Dataset items:
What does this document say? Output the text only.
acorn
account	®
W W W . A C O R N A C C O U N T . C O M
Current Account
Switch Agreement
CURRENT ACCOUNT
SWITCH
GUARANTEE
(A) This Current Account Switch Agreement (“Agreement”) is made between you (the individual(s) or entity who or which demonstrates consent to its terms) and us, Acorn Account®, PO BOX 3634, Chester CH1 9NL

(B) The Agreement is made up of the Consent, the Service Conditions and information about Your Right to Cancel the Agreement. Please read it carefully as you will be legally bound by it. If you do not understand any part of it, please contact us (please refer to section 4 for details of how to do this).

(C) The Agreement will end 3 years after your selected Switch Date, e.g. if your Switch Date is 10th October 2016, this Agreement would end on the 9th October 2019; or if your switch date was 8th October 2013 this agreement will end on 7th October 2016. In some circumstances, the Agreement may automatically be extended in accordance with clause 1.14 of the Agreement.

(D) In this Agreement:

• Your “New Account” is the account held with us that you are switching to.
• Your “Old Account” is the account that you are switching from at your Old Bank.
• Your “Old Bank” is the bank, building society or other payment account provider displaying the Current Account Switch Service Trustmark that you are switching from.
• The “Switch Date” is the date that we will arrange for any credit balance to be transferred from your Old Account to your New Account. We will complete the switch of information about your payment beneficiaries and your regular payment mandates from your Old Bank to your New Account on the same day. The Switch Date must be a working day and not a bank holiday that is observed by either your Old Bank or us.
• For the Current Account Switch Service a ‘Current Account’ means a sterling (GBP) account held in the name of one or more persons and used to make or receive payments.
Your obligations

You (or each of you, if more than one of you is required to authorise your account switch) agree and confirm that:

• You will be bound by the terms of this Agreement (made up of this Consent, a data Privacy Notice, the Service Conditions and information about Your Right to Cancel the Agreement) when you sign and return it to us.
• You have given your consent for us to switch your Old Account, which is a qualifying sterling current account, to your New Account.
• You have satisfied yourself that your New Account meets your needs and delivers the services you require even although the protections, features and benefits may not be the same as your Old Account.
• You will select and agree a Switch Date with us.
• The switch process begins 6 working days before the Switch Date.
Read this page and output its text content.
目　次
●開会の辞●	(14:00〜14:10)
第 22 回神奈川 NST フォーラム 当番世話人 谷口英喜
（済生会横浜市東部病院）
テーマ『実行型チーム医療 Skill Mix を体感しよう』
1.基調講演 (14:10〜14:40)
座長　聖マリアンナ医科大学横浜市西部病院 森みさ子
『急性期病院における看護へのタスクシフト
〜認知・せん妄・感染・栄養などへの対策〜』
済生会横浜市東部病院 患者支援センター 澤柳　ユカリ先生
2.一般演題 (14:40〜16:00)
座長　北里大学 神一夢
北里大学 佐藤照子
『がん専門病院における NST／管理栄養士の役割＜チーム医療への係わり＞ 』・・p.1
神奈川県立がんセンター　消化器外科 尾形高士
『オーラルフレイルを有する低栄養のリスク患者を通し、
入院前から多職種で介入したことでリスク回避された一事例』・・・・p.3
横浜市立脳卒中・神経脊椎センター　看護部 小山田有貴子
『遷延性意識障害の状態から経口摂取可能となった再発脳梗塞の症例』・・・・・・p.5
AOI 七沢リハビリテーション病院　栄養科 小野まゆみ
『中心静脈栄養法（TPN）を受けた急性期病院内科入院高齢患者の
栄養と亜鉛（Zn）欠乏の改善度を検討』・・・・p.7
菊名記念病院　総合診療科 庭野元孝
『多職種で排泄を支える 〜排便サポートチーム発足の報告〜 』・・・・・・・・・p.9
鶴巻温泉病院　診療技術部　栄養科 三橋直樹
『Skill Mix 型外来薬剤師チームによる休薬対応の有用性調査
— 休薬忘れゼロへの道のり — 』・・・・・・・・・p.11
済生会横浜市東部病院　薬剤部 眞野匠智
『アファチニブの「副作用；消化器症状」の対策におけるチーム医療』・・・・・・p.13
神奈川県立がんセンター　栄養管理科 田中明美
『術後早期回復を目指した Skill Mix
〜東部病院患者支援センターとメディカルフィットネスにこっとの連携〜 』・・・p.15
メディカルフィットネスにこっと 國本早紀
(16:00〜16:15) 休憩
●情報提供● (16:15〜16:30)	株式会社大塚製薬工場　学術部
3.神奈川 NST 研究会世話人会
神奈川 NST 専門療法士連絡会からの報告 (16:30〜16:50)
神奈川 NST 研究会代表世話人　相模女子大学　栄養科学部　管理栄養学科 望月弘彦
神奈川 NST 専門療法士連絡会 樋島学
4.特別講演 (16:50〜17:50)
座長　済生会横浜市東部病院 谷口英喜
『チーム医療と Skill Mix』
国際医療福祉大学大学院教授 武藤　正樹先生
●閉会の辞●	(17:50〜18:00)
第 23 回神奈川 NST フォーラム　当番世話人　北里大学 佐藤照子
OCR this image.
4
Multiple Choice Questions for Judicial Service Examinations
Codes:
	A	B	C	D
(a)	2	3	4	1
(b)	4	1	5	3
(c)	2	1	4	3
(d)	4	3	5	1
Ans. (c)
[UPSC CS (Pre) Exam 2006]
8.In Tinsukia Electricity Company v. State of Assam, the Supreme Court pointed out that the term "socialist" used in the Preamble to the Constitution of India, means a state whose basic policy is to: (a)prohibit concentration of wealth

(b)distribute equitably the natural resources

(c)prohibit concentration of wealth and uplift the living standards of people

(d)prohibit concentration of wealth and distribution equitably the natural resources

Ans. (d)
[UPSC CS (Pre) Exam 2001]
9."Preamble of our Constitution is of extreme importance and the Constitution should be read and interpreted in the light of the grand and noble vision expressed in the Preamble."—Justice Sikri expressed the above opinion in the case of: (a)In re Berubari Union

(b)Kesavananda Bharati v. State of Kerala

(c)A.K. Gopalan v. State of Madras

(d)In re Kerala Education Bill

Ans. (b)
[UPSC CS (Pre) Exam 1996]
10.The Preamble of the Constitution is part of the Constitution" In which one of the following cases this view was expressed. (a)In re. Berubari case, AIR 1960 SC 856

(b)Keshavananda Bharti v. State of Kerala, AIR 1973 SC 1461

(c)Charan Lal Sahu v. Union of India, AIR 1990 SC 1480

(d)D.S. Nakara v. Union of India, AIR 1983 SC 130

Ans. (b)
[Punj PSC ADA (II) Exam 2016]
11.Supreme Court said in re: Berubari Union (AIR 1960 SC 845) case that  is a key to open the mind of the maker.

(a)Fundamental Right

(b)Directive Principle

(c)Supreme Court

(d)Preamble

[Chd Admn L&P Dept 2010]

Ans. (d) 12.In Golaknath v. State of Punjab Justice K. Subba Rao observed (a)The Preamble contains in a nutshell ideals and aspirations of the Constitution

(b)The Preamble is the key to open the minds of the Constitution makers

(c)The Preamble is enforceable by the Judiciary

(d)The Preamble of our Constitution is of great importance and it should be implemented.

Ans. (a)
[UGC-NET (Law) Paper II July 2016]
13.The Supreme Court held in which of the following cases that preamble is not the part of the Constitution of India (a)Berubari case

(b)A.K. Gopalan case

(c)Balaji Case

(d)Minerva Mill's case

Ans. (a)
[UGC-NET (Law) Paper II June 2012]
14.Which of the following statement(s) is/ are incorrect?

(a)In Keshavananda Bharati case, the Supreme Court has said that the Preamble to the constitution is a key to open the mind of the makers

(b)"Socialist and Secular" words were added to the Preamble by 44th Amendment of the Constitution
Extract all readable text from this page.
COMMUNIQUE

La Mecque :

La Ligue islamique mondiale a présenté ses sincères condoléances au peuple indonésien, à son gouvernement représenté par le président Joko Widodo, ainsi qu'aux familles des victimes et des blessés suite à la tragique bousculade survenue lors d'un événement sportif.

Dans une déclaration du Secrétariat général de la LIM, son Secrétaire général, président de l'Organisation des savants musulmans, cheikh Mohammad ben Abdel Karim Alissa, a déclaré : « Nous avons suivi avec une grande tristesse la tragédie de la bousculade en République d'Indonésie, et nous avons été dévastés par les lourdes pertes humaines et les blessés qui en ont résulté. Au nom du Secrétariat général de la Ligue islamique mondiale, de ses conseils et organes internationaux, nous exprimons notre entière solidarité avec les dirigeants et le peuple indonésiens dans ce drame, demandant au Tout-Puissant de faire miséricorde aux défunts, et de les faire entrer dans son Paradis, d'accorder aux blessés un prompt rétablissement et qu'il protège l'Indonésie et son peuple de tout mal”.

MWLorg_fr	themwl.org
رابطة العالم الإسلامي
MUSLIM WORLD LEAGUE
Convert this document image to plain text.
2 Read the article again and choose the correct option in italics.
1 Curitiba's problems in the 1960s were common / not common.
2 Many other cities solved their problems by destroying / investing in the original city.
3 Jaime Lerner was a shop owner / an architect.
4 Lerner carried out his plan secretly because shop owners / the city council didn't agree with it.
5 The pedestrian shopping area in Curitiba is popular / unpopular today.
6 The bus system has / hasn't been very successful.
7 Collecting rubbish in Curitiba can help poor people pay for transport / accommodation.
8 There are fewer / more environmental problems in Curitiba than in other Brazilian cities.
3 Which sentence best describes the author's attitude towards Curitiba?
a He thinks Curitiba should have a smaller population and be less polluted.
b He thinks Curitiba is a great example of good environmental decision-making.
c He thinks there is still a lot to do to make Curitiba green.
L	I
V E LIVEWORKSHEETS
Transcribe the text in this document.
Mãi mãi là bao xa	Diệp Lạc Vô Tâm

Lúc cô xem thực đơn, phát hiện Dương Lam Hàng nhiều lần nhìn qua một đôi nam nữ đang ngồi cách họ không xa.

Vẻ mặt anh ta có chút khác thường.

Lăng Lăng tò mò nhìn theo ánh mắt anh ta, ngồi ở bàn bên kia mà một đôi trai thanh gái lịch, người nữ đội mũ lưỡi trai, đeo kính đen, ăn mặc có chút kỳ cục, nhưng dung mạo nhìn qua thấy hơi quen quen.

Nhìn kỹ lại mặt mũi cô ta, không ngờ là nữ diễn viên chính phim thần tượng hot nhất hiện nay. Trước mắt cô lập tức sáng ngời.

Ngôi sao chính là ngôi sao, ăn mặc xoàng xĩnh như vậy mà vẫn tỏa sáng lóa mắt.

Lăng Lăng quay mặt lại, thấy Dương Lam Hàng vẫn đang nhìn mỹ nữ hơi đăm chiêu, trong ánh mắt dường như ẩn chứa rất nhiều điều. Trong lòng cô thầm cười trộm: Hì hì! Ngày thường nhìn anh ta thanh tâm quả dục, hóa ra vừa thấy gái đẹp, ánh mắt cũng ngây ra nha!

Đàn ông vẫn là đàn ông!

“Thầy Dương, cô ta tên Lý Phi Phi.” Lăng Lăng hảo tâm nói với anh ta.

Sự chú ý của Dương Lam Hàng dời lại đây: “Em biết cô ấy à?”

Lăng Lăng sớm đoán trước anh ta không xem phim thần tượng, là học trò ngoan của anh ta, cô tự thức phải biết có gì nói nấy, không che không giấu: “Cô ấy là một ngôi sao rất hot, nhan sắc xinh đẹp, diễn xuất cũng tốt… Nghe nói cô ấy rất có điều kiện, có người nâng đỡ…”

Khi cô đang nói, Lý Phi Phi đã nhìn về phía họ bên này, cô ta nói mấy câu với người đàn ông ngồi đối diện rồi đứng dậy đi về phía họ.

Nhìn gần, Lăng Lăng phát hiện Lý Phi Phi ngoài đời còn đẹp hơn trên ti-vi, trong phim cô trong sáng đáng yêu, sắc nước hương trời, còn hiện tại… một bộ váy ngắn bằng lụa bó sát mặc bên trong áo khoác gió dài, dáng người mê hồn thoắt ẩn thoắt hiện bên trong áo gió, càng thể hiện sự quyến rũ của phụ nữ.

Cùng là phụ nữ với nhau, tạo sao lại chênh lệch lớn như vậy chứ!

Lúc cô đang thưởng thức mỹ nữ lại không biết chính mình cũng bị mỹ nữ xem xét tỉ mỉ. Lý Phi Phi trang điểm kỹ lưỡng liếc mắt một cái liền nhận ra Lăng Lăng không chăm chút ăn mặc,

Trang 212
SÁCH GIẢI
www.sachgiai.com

Exercise aim
Among the entries above, how many lines include the word "problems"? Reply with the number only.

Output of the task
3